Copy out all lines carrying the word "name".

A block of data:
---+---

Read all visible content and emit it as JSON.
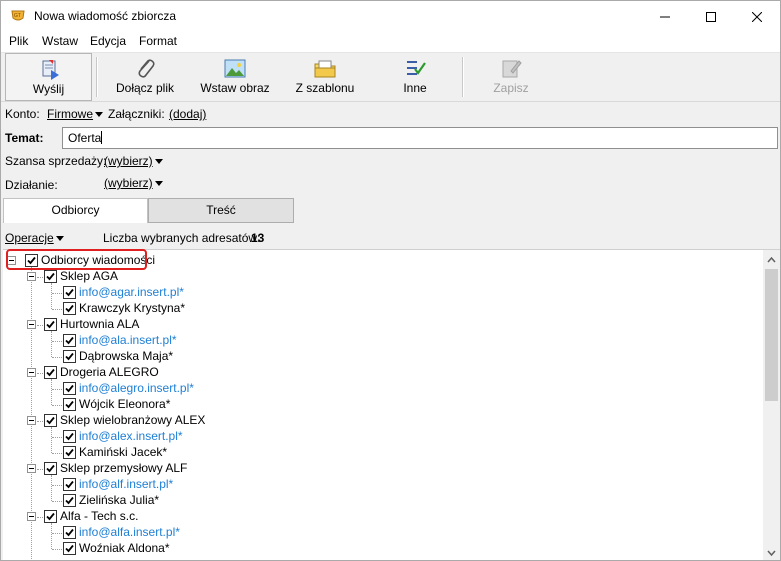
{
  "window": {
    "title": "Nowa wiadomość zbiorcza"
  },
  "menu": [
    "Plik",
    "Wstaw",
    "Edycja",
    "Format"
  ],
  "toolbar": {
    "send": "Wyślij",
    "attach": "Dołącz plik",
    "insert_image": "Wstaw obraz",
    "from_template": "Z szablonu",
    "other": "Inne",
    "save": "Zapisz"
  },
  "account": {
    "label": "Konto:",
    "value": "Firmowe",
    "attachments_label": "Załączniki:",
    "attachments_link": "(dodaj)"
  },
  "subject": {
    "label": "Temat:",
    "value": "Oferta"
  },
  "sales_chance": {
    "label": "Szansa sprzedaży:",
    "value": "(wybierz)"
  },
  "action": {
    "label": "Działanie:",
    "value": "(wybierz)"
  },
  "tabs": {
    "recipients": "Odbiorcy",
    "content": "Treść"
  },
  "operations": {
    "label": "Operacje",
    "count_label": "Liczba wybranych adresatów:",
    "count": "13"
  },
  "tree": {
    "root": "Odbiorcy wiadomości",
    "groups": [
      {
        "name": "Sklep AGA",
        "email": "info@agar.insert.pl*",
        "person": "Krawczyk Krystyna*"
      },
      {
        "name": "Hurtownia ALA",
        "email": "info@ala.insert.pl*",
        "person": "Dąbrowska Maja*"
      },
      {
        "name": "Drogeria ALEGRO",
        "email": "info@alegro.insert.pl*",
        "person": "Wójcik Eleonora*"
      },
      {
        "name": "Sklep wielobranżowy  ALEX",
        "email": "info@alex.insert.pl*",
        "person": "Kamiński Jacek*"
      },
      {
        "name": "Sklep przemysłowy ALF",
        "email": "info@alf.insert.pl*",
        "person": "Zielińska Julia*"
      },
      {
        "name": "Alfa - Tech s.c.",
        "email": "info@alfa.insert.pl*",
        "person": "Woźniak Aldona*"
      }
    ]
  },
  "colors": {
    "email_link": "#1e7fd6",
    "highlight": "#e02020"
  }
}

---+---

_Result of this exercise:_
        "name": "Sklep AGA",
        "name": "Hurtownia ALA",
        "name": "Drogeria ALEGRO",
        "name": "Sklep wielobranżowy  ALEX",
        "name": "Sklep przemysłowy ALF",
        "name": "Alfa - Tech s.c.",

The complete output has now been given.